EXERCISE DESCRIPTION :: Go through the listing and return every line with "Freq" in it.

RAW RECORDS ::
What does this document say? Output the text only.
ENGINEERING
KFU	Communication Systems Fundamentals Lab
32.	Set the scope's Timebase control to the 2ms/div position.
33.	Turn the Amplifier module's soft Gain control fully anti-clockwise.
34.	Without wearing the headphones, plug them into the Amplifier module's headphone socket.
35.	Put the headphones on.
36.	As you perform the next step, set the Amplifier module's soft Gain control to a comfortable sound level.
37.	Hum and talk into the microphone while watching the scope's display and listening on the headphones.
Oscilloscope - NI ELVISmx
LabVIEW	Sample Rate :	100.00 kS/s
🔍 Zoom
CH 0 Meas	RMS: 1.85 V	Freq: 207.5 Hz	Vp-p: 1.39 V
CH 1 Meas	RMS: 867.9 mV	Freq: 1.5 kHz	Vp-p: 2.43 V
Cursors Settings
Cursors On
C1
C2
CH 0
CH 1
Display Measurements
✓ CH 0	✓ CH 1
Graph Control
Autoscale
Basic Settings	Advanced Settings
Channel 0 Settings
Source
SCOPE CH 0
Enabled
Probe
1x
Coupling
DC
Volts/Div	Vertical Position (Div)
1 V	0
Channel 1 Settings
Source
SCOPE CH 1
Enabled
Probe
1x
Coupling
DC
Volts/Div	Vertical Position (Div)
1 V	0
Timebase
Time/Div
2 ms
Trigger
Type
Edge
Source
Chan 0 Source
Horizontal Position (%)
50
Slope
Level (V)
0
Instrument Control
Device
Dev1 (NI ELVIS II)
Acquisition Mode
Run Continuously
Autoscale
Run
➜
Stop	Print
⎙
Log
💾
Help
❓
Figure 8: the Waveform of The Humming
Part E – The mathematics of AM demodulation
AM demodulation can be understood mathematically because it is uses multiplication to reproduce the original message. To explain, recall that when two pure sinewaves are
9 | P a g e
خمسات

EXERCISE RESPONSE ::
CH 0 Meas	RMS: 1.85 V	Freq: 207.5 Hz	Vp-p: 1.39 V
CH 1 Meas	RMS: 867.9 mV	Freq: 1.5 kHz	Vp-p: 2.43 V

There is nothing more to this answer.